*Stored records:*
=====

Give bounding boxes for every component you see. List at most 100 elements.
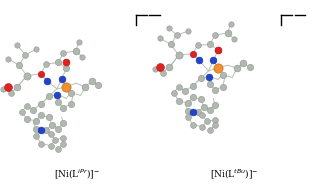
Text: [Ni(L$^{tBu}$)]$^{-}$: [Ni(L$^{tBu}$)]$^{-}$ [210, 168, 258, 181]
Point [174, 33, 179, 36]
Point [53, 138, 58, 141]
Point [34, 135, 39, 138]
Point [83, 85, 88, 88]
Point [24, 74, 29, 77]
Point [89, 80, 94, 83]
Point [34, 119, 39, 122]
Point [59, 78, 64, 81]
Point [208, 83, 213, 86]
Point [34, 48, 39, 51]
Point [190, 123, 195, 126]
Point [157, 66, 162, 69]
Point [39, 72, 44, 75]
Point [190, 110, 195, 113]
Point [208, 43, 213, 46]
Point [23, 53, 28, 56]
Point [206, 75, 211, 78]
Point [48, 133, 53, 136]
Point [208, 108, 213, 111]
Point [56, 127, 61, 130]
Point [46, 95, 52, 98]
Point [31, 108, 36, 111]
Point [39, 129, 44, 132]
Point [216, 67, 221, 70]
Point [198, 98, 203, 101]
Point [200, 125, 205, 128]
Point [157, 36, 162, 39]
Point [220, 73, 225, 76]
Point [212, 88, 217, 91]
Point [185, 116, 191, 119]
Point [167, 27, 172, 30]
Point [45, 80, 50, 83]
Point [216, 49, 221, 52]
Point [190, 84, 195, 88]
Point [208, 129, 213, 132]
Point [34, 127, 39, 130]
Point [211, 59, 216, 62]
Point [43, 129, 48, 132]
Point [24, 104, 29, 107]
Point [185, 109, 191, 112]
Point [73, 50, 78, 53]
Point [1, 87, 6, 90]
Point [61, 106, 66, 109]
Point [5, 85, 10, 88]
Point [9, 91, 14, 94]
Point [76, 40, 82, 43]
Point [152, 67, 157, 70]
Point [64, 61, 69, 64]
Point [176, 53, 181, 56]
Point [61, 51, 66, 54]
Point [24, 118, 29, 121]
Point [171, 91, 176, 94]
Point [212, 103, 217, 106]
Point [228, 22, 233, 25]
Point [225, 32, 230, 35]
Point [200, 114, 205, 117]
Point [231, 37, 236, 40]
Point [15, 44, 20, 47]
Point [48, 144, 53, 147]
Point [204, 119, 210, 122]
Point [198, 77, 203, 80]
Point [56, 101, 61, 104]
Point [50, 123, 55, 126]
Text: [Ni(L$^{iPr}$)]$^{-}$: [Ni(L$^{iPr}$)]$^{-}$ [54, 168, 100, 181]
Point [15, 85, 20, 88]
Point [64, 85, 69, 88]
Point [241, 62, 246, 65]
Point [190, 96, 195, 99]
Point [197, 59, 202, 62]
Point [39, 102, 44, 105]
Point [39, 114, 44, 117]
Point [190, 52, 195, 55]
Point [182, 89, 187, 92]
Point [43, 63, 48, 66]
Point [195, 44, 200, 47]
Point [220, 85, 225, 88]
Point [69, 102, 74, 105]
Point [69, 91, 74, 94]
Point [212, 119, 217, 122]
Point [212, 123, 217, 126]
Point [168, 43, 173, 46]
Point [56, 148, 61, 151]
Point [160, 71, 165, 74]
Point [167, 66, 172, 69]
Point [216, 49, 221, 52]
Point [176, 85, 181, 88]
Point [61, 142, 66, 145]
Point [212, 33, 217, 36]
Point [201, 105, 206, 108]
Point [195, 111, 200, 114]
Point [56, 61, 61, 64]
Point [61, 121, 66, 124]
Point [247, 66, 252, 69]
Point [185, 101, 191, 105]
Point [64, 67, 69, 70]
Point [61, 136, 66, 139]
Point [234, 67, 240, 70]
Point [39, 142, 44, 145]
Point [95, 84, 100, 87]
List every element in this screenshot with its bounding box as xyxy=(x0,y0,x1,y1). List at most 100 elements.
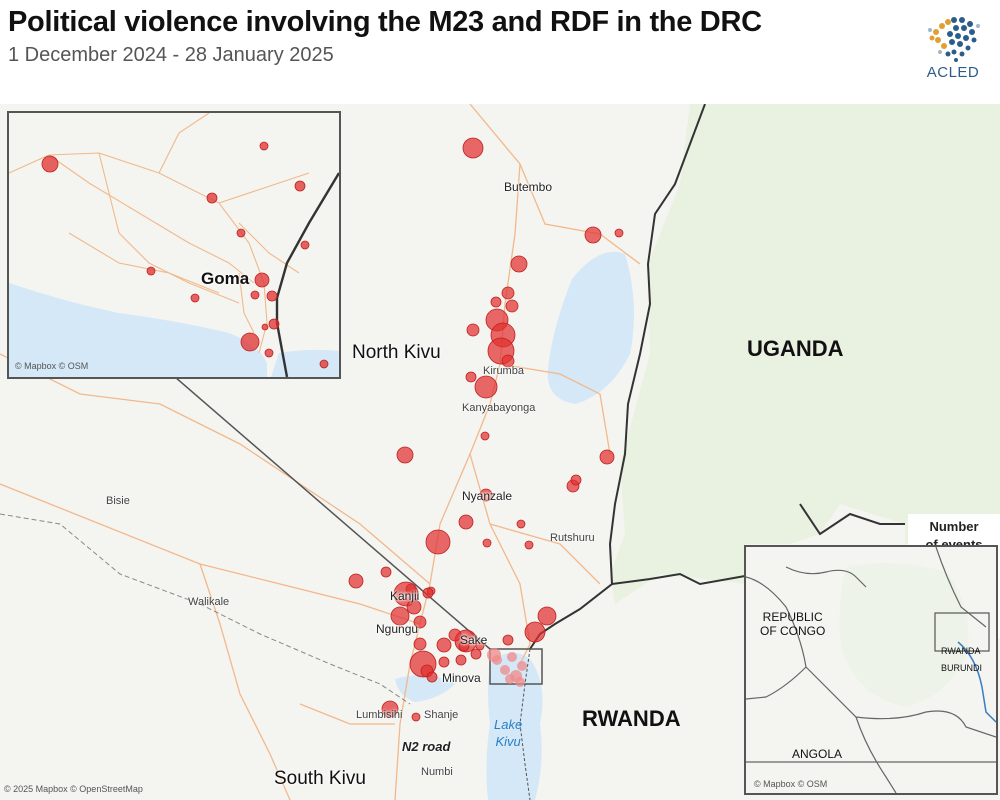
goma-event-marker xyxy=(146,266,156,276)
region-extent-box xyxy=(934,612,990,652)
event-marker xyxy=(510,255,528,273)
province-border xyxy=(0,513,411,705)
event-marker xyxy=(458,514,474,530)
event-marker xyxy=(584,226,602,244)
event-marker xyxy=(505,674,515,684)
event-marker xyxy=(390,606,410,626)
goma-attribution[interactable]: © Mapbox © OSM xyxy=(15,361,89,371)
uganda-rwanda-border xyxy=(611,572,746,586)
event-marker xyxy=(426,671,438,683)
event-marker xyxy=(517,661,527,671)
label-region-burundi: BURUNDI xyxy=(941,663,983,673)
event-marker xyxy=(474,375,498,399)
uganda-border-east xyxy=(799,503,905,536)
event-marker xyxy=(537,606,557,626)
town-numbi: Numbi xyxy=(421,766,453,778)
event-marker xyxy=(470,648,482,660)
event-marker xyxy=(492,655,502,665)
town-minova: Minova xyxy=(442,671,481,685)
town-nyanzale: Nyanzale xyxy=(462,489,513,503)
event-marker xyxy=(502,634,514,646)
event-markers xyxy=(348,137,624,722)
event-marker xyxy=(448,628,462,642)
region-attribution[interactable]: © Mapbox © OSM xyxy=(754,779,828,789)
event-marker xyxy=(482,538,492,548)
lake-kivu-bay xyxy=(395,675,455,702)
goma-roads xyxy=(9,113,310,354)
town-shanje: Shanje xyxy=(424,709,459,721)
event-marker xyxy=(465,371,477,383)
event-marker xyxy=(422,587,434,599)
event-marker xyxy=(515,677,525,687)
event-marker xyxy=(406,599,422,615)
event-marker xyxy=(516,519,526,529)
event-marker xyxy=(425,529,451,555)
goma-border xyxy=(275,172,339,377)
goma-event-markers xyxy=(41,141,329,369)
event-marker xyxy=(380,566,392,578)
lake-kivu-line1: Lake xyxy=(494,717,523,732)
event-marker xyxy=(411,712,421,722)
event-marker xyxy=(413,615,427,629)
region-borders xyxy=(746,547,996,793)
event-marker xyxy=(436,637,452,653)
event-marker xyxy=(396,446,414,464)
event-marker xyxy=(438,656,450,668)
town-kanjii: Kanjii xyxy=(390,589,420,603)
goma-event-marker xyxy=(300,240,310,250)
region-inset-canvas xyxy=(746,547,996,793)
event-marker xyxy=(458,640,470,652)
lake-edward xyxy=(547,251,634,404)
goma-event-marker xyxy=(319,359,329,369)
goma-event-marker xyxy=(266,290,278,302)
main-map[interactable]: UGANDA RWANDA North Kivu South Kivu Bute… xyxy=(0,104,1000,800)
goma-event-marker xyxy=(240,332,260,352)
inset-connector xyxy=(174,376,491,650)
legend-title-line1: Number xyxy=(929,519,979,534)
map-title: Political violence involving the M23 and… xyxy=(8,6,762,38)
town-butembo: Butembo xyxy=(504,180,553,194)
label-north-kivu: North Kivu xyxy=(352,342,441,363)
event-marker xyxy=(505,299,519,313)
event-marker xyxy=(455,654,467,666)
town-walikale: Walikale xyxy=(188,596,230,608)
lake-tanganyika xyxy=(957,641,996,723)
region-drc-fill xyxy=(839,563,969,707)
event-marker xyxy=(599,449,615,465)
town-rutshuru: Rutshuru xyxy=(550,532,595,544)
town-sake: Sake xyxy=(460,633,488,647)
event-marker xyxy=(490,296,502,308)
label-angola: ANGOLA xyxy=(792,747,843,761)
event-marker xyxy=(413,637,427,651)
event-marker xyxy=(524,621,546,643)
goma-event-marker xyxy=(254,272,270,288)
town-kirumba: Kirumba xyxy=(483,365,524,377)
drc-uganda-border xyxy=(529,104,706,650)
goma-event-marker xyxy=(294,180,306,192)
map-attribution[interactable]: © 2025 Mapbox © OpenStreetMap xyxy=(4,784,143,794)
goma-event-marker xyxy=(41,155,59,173)
town-ngungu: Ngungu xyxy=(376,622,419,636)
goma-event-marker xyxy=(190,293,200,303)
congo-line2: OF CONGO xyxy=(760,624,826,638)
event-marker xyxy=(348,573,364,589)
event-marker xyxy=(500,665,510,675)
event-marker xyxy=(475,641,485,651)
label-republic-of-congo: REPUBLIC OF CONGO xyxy=(760,610,825,638)
goma-inset-canvas xyxy=(9,113,339,377)
region-inset[interactable]: REPUBLIC OF CONGO ANGOLA RWANDA BURUNDI … xyxy=(744,545,998,795)
label-region-rwanda: RWANDA xyxy=(941,646,981,656)
goma-event-marker xyxy=(250,290,260,300)
label-goma: Goma xyxy=(201,269,250,288)
event-marker xyxy=(501,286,515,300)
goma-event-marker xyxy=(268,318,280,330)
label-uganda: UGANDA xyxy=(747,336,844,361)
event-marker xyxy=(480,431,490,441)
event-marker xyxy=(614,228,624,238)
event-marker xyxy=(524,540,534,550)
event-marker xyxy=(501,354,515,368)
lake-kivu-border xyxy=(519,648,531,800)
goma-event-marker xyxy=(236,228,246,238)
town-lumbisihi: Lumbisihi xyxy=(356,709,403,721)
goma-inset[interactable]: Goma © Mapbox © OSM xyxy=(7,111,341,379)
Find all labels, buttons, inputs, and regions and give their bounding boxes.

=====

*Requirement:* Output the lines verbatim, beginning at the line that contains "goma-event-marker xyxy=(146,266,156,276)" and stopping after the line that contains "event-marker xyxy=(505,674,515,684)".

*Result of the exercise:*
goma-event-marker xyxy=(146,266,156,276)
region-extent-box xyxy=(934,612,990,652)
event-marker xyxy=(510,255,528,273)
province-border xyxy=(0,513,411,705)
event-marker xyxy=(458,514,474,530)
event-marker xyxy=(584,226,602,244)
event-marker xyxy=(505,674,515,684)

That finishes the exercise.